● EXERCISE
Each line of the material below that holds the word "tham" needs to be copied.

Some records
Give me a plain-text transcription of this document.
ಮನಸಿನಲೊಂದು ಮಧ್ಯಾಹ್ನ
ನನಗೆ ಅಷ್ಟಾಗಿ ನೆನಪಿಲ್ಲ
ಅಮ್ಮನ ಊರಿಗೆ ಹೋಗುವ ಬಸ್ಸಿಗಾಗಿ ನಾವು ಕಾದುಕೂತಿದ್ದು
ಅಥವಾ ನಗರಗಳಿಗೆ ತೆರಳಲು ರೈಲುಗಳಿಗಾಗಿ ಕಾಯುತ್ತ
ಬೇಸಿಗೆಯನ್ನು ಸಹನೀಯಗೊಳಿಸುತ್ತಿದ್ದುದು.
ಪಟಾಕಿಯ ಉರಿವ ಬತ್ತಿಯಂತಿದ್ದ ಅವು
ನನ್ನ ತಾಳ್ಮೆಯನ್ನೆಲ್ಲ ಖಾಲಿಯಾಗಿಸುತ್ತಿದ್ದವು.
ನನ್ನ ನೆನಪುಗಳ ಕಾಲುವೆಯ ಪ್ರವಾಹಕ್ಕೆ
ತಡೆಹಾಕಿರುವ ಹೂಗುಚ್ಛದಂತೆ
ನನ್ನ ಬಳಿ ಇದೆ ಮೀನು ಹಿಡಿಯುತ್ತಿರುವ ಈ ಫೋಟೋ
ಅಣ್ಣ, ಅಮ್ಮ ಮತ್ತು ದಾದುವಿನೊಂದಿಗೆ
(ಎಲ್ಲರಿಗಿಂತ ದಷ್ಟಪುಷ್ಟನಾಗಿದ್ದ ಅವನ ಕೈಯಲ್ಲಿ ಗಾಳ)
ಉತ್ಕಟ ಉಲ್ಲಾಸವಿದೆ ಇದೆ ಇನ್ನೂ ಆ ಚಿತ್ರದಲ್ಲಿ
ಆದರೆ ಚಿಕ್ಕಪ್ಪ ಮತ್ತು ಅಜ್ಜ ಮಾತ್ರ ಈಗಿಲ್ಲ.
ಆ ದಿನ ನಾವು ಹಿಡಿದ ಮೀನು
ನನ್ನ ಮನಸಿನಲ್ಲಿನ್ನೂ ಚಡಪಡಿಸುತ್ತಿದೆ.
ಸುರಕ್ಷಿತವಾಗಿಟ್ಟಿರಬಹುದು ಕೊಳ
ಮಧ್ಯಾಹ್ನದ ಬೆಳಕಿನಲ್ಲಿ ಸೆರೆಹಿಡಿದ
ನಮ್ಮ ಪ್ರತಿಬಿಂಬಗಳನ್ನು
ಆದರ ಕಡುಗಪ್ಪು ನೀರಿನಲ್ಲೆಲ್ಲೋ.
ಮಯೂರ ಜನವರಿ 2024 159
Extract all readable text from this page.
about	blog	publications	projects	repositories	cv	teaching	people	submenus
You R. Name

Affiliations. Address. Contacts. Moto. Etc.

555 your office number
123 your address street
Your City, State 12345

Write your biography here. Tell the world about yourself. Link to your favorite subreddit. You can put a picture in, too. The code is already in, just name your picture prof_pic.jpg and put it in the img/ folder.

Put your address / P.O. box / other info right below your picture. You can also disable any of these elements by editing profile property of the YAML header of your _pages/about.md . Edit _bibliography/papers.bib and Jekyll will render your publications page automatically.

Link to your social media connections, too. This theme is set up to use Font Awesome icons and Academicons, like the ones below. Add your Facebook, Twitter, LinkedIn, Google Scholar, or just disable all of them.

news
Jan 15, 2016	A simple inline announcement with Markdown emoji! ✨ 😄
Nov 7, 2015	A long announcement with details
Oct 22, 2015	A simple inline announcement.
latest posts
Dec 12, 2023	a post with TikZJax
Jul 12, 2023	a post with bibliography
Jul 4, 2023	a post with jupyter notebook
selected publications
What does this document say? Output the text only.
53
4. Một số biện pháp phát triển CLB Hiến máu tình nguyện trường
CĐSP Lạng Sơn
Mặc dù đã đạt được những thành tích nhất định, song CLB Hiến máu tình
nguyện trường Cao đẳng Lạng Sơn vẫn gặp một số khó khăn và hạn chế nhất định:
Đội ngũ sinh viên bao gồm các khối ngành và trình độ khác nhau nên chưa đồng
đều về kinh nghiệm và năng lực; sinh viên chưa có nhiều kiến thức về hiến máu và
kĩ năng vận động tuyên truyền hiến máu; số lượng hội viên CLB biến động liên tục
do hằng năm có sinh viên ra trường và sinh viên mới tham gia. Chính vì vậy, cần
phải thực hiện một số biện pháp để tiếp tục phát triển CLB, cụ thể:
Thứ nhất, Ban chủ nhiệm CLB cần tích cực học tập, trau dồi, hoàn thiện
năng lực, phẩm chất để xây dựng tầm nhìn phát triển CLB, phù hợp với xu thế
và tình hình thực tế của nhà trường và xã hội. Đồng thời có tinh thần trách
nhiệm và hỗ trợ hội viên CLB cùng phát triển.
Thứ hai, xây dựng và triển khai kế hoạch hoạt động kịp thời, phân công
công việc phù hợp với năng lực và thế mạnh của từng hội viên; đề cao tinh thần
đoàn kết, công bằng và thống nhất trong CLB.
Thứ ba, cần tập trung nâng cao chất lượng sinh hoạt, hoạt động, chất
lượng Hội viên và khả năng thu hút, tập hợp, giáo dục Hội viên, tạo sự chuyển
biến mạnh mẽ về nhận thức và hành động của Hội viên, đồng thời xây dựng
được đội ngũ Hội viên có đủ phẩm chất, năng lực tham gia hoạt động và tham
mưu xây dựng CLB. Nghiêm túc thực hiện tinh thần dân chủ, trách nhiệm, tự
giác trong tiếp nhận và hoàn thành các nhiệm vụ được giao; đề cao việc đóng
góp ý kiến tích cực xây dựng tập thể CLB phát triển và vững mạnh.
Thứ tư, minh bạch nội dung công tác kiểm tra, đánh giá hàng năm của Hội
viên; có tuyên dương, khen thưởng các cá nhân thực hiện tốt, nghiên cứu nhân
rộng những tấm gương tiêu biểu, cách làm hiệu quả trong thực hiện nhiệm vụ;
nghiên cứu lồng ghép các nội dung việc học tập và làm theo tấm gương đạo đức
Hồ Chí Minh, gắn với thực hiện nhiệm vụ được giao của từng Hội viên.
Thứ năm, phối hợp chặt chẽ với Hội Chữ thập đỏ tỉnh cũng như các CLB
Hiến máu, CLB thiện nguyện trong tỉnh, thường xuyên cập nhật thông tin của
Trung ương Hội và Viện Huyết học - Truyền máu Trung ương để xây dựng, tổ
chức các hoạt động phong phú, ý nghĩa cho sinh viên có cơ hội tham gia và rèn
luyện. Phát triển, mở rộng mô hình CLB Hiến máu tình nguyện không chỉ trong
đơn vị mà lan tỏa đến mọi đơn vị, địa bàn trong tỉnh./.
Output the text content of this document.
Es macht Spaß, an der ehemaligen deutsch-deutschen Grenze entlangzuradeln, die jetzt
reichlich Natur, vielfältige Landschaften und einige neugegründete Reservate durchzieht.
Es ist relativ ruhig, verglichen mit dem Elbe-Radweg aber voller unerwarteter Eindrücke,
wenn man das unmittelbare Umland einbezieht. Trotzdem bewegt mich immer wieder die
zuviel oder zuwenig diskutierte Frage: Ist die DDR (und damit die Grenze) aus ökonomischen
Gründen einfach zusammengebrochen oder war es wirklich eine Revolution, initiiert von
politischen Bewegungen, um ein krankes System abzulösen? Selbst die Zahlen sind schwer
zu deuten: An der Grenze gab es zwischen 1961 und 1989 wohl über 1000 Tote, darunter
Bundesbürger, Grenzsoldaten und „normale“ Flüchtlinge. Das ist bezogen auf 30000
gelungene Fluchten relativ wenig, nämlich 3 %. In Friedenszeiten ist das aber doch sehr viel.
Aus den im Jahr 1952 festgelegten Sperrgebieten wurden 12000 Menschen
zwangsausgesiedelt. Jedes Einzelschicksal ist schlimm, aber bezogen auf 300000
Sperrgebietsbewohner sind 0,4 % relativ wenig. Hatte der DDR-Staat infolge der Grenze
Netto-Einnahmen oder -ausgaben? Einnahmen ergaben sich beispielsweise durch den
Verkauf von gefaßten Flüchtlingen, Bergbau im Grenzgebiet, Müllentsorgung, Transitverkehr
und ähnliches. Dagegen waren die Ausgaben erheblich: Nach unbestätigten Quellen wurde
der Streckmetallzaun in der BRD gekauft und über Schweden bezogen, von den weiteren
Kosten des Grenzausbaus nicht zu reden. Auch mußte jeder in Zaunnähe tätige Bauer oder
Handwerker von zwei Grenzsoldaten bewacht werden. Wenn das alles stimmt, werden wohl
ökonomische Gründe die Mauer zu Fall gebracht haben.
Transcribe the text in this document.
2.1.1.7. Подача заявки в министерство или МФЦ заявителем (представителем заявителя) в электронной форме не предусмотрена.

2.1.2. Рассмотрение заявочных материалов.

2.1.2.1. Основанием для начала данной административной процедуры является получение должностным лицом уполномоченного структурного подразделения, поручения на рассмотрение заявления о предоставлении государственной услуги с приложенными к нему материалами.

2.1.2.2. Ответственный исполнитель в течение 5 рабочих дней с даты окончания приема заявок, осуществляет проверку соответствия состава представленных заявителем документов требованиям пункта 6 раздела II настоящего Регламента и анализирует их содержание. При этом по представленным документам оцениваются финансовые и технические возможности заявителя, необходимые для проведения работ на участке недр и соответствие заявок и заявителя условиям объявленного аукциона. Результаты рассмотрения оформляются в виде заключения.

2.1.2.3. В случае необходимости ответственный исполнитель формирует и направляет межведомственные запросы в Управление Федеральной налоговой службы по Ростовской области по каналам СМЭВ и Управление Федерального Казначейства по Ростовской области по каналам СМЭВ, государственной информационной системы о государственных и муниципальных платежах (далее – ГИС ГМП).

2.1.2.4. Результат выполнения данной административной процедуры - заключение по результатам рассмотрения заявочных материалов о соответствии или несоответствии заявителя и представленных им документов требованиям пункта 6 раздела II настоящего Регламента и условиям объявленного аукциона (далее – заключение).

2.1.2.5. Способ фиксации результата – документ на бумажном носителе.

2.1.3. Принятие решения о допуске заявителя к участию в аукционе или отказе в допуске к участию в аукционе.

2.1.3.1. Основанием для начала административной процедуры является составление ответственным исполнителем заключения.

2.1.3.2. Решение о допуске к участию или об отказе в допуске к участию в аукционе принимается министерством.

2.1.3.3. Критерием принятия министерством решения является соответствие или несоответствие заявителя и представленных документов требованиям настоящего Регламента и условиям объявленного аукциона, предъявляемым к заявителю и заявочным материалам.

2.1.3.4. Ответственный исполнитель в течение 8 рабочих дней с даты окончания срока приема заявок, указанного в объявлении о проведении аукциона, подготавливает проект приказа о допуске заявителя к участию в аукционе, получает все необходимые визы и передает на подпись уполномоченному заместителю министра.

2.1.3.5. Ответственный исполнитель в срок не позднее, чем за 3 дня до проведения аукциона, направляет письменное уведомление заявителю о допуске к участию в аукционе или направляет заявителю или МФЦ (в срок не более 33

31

● ANSWER TO THE TASK
do hằng năm có sinh viên ra trường và sinh viên mới tham gia. Chính vì vậy, cần
được đội ngũ Hội viên có đủ phẩm chất, năng lực tham gia hoạt động và tham
chức các hoạt động phong phú, ý nghĩa cho sinh viên có cơ hội tham gia và rèn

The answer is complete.